The new generation of diesel-electric submarines first launched by Germany in the early 1980s, moreover, is quiet enough to evade sonar. Diesel electric subs “sank” American carriers in NATO exercises. Even without its surface-to-ship missiles, which can swamp existing defenses of US vessels, China’s stealth submarines can sink American carriers, and anything else that floats.
Perhaps a greater concern is the next generation of Russian air defense, the new S-500 anti-aircraft and anti-missile systems might make the American F-35 stealth fighter obsolete before it becomes operational. Writing in The National Interest, Dave Majumdar warns that the new Russian systems are “so capable that many US defense officials worry that even stealth warplanes like the F-22, F-35 and the B-2 might have problems overcoming them.” Pentagon officials think that the present generation of Russian anti-aircraft missiles embodied in the S-400 can overcome the jamming capabilities of existing F-16’s. Once Russia put a few S-400 systems on the back of trucks in Syria, it owned the skies over the Levant. The Pentagon doesn’t want to find out how good it is.
Russian commentator Andrei Akulov details the alleged superiority of the S-500, due for deployment next year:
The S-500 is expected to be much more capable than the current S-400 Triumph.For instance, its response time is only 3-4 seconds (for comparison, the response time of S-400 is nine to ten seconds).The S-500 is able to detect and simultaneously attack (as well as make speeds of up to 4.3 miles per second) up to ten ballistic missile warheads out at 600 km flying at speeds of twenty-three thousand feet per second.Prometey can engage targets at altitudes of about 125 miles, including incoming ballistic missiles in space at ranges as great as 400 miles.
Akulov concludes, “It’s not often that a relatively inexpensive air defense weapon is able to make a trillion dollar fighter program obsolete. That’s exactly what the S-500 missile system will do to US brand new F-35 stealth fighter.”
China and Russia have narrowed the technology gap with the United States, and in some instances have probably leapfrogged America’s military. In the past, the United States responded to such
circumstances (for example the Russian Sputnik launch of 1957) by pouring resources into defense R&D at national laboratories, universities and private industries. Instead, Washington today is spending the lion’s share of a dwindling defense budget on systems that may not work at all.
At an estimated lifetime cost of $1.5 trillion, the F-35 is the costliest weapons system in American history. Even before a myriad of technical problems delayed its deployment, Pentagon planners warned that the flawed aircraft would degrade US defenses by consuming most of the Pentagon’s research and development budget. A still-classified report signed by several four-star generals was handed to President George W. Bush midway-through his second term warning of this baleful outcome. Bush ignored it. Former Air Force official Jed Babbin detailed the aircraft’s flaws in the Washington Times last year, concluding, “The F-35 program is an example of how weapons shouldn’t be bought. It needs to be stopped in its tracks.”
Those are the facts on the ground (as well as the air and sea). It’s not surprising that America’s allies in Asia want an accommodation with China. Nothing short of a Reaganesque effort to restore America’s technological edge will change this.

__What to work on__
1) Do these statements agree with the article on Russian and Chinese military technology? For (a), (b) and (c), answer yes or no and quote the deciding words.
(a) The F-35 is the most expensive weapons system in American history.
(b) President George W. Bush acted on the classified report from several four-star generals.
(c) Russia first launched the new generation of diesel-electric submarines in the early 1980s.
2) Can you rewrite the paragraph of the article on Russian and Chinese military technology that begins "At an estimated lifetime cost" as a short list that keeps its main facts?
The material after the article on Russian and Chinese military technology is separate from it.

__Document layout detection data__
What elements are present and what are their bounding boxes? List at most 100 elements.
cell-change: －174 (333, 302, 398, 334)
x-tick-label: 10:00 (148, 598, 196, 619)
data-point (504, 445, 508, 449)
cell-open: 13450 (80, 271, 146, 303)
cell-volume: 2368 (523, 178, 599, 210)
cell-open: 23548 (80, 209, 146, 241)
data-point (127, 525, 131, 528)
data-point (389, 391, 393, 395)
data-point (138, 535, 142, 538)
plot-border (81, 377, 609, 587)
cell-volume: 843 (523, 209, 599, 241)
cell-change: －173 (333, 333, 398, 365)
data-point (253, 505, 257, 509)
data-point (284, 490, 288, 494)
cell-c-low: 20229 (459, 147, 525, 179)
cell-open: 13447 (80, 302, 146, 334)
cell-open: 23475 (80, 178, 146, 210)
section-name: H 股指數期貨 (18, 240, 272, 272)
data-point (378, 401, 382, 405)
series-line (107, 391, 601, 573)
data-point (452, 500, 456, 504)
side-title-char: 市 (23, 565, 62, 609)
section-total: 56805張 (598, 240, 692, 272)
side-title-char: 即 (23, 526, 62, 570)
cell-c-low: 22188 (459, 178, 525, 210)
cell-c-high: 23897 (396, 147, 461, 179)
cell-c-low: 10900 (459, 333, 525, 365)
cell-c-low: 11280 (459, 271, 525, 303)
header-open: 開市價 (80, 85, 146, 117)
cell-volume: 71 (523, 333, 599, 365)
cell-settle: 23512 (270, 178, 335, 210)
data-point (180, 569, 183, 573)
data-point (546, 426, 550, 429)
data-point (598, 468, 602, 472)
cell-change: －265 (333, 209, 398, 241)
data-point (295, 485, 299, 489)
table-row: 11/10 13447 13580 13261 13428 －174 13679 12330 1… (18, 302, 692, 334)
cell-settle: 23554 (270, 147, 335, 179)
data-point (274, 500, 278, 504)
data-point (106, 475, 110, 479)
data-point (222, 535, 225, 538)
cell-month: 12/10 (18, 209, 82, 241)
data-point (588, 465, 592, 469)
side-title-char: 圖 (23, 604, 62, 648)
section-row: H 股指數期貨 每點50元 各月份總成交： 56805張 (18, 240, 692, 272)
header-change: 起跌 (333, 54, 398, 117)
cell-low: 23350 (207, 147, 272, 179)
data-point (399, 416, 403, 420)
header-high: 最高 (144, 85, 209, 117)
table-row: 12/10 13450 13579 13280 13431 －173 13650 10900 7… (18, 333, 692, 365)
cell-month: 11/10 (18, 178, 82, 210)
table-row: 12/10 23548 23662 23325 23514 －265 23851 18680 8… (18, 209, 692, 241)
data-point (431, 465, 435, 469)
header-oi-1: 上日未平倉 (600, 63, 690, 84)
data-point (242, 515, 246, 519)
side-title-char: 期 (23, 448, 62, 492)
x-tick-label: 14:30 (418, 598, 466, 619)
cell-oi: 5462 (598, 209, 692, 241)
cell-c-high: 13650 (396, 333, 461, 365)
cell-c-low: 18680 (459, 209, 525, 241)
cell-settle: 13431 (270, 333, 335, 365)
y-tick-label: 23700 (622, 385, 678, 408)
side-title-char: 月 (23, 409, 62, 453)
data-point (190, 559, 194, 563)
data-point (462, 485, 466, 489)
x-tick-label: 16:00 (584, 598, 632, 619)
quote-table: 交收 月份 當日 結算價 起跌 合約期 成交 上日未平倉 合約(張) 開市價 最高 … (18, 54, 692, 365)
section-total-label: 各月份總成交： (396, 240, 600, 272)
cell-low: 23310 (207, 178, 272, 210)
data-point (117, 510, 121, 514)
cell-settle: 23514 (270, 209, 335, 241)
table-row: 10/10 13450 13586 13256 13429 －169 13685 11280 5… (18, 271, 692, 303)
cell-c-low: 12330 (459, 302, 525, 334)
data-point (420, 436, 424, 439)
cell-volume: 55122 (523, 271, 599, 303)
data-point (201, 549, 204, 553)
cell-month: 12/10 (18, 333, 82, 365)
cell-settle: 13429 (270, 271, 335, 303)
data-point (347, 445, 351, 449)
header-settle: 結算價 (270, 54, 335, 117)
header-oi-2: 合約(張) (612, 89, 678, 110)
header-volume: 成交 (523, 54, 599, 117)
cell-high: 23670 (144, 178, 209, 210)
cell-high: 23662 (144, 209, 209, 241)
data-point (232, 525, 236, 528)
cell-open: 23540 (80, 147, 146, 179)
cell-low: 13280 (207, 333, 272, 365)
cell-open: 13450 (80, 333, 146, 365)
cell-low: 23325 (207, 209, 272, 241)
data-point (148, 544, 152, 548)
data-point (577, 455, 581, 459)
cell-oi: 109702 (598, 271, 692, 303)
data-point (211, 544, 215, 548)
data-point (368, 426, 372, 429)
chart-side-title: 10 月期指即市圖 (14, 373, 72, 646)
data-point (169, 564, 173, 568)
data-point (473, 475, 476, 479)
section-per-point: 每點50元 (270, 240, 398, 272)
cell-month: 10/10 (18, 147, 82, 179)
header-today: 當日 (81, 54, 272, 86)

__Completed exercise__
1)
(a) Yes: "the F-35 is the costliest weapons system in American history."
(b) No: "Bush ignored it."
(c) No: "first launched by Germany in the early 1980s"

2)
- The F-35 has an estimated lifetime cost of $1.5 trillion, the costliest weapons system in American history.
- Before technical problems delayed its deployment, Pentagon planners warned that the flawed aircraft would weaken US defenses by using up most of the Pentagon's research and development budget.
- Several four-star generals signed a still-classified report with this warning and gave it to President George W. Bush midway through his second term. Bush ignored it.
- Former Air Force official Jed Babbin detailed the aircraft's flaws in the Washington Times last year and called for the program to be stopped.